シークレット変数の設定が推奨される箇所は、UI変数グループAzure Key Vault の変数グループです。 ログ コマンドを使ってスクリプトにシークレット変数を設定することもできますが、パイプラインにアクセスできるユーザーは誰でもシークレットを参照できるため、これは推奨されません。

パイプラインのパイプライン設定 UI で設定されたシークレット変数は、設定されたパイプラインにスコープが設定されます。 変数グループを使用して、パイプライン間でシークレット変数を共有できます。

UI のシークレット変数

個々のパイプラインを編集するときに、パイプライン エディターでシークレット変数を設定できます。 ロック アイコンを選択して、パイプライン変数シークレットを暗号化して作成します。

シークレット変数は、YAML とクラシックで、同じ方法で設定します。

Web インターフェイスでシークレットを設定するには、次の手順に従います。

▶ 保存済みの記録
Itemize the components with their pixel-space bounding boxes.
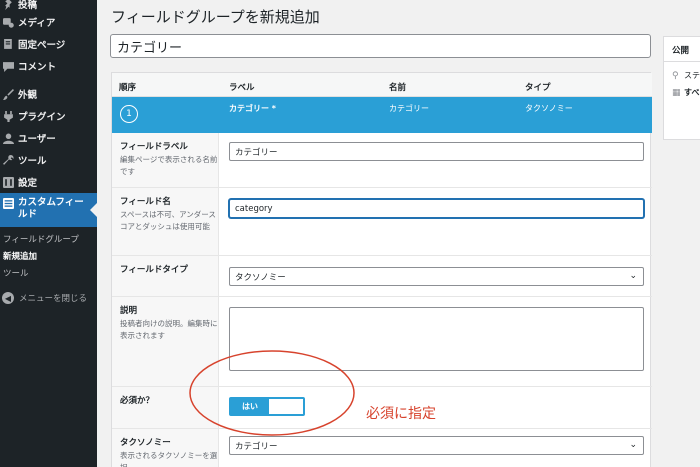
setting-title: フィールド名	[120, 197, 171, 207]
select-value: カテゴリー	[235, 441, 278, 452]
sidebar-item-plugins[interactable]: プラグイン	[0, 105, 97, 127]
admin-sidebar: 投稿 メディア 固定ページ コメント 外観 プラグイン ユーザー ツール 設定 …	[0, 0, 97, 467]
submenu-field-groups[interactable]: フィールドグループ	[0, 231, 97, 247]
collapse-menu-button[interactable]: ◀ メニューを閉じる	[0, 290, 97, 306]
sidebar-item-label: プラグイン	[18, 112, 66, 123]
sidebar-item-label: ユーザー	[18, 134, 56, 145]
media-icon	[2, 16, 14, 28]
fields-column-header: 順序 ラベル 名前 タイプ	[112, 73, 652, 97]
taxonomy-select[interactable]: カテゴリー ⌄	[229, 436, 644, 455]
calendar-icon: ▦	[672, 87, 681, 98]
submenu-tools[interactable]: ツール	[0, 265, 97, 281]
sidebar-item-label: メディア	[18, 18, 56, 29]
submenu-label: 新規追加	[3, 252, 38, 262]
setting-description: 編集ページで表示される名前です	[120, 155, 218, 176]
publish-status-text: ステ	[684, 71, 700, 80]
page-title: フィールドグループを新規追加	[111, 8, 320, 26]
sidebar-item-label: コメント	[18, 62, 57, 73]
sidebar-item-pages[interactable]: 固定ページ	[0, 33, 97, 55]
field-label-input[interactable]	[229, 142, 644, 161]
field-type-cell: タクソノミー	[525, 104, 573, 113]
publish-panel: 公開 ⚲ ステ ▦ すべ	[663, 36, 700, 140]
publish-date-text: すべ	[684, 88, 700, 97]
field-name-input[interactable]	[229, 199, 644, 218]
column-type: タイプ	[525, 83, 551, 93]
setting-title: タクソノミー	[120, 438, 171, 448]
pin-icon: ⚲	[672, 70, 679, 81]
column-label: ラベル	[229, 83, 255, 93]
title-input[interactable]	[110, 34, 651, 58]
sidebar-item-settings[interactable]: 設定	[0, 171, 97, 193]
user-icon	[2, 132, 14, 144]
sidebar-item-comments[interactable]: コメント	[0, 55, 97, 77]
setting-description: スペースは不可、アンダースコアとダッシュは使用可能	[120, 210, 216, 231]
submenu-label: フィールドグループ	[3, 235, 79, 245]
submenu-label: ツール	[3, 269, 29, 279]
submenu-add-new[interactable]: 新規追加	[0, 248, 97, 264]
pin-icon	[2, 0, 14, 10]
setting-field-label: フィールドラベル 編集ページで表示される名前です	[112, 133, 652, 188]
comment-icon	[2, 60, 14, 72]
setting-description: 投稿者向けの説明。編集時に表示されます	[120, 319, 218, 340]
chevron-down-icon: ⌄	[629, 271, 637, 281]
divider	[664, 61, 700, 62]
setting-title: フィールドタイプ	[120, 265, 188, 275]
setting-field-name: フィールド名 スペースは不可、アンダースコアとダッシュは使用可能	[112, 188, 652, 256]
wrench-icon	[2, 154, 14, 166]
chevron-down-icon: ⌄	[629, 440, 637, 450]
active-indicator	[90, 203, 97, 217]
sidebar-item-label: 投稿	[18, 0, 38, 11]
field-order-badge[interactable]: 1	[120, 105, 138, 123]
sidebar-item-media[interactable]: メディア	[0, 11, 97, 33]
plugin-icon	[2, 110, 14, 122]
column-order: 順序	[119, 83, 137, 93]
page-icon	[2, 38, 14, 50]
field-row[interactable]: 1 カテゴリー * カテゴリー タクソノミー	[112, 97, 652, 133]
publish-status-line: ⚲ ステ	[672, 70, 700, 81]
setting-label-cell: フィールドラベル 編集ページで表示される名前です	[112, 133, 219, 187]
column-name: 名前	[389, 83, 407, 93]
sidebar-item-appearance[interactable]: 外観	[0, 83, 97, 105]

▶ 取り組むこと
シークレット変数についての本文のうち、「個々のパイプラインを編集するときに、パイプライン エディターでシークレット変数を設定できます。 ロック」から「Web インターフェイスでシークレットを設定するには、次の手順に従います。」までを、「ロック アイコン」を「鍵アイコン」に置き換えて書き直しなさい。 答えるときは本文だけを手がかりにしなさい。

▶ 練習問題の解答
個々のパイプラインを編集するときに、パイプライン エディターでシークレット変数を設定できます。 鍵アイコンを選択して、パイプライン変数シークレットを暗号化して作成します。

シークレット変数は、YAML とクラシックで、同じ方法で設定します。

Web インターフェイスでシークレットを設定するには、次の手順に従います。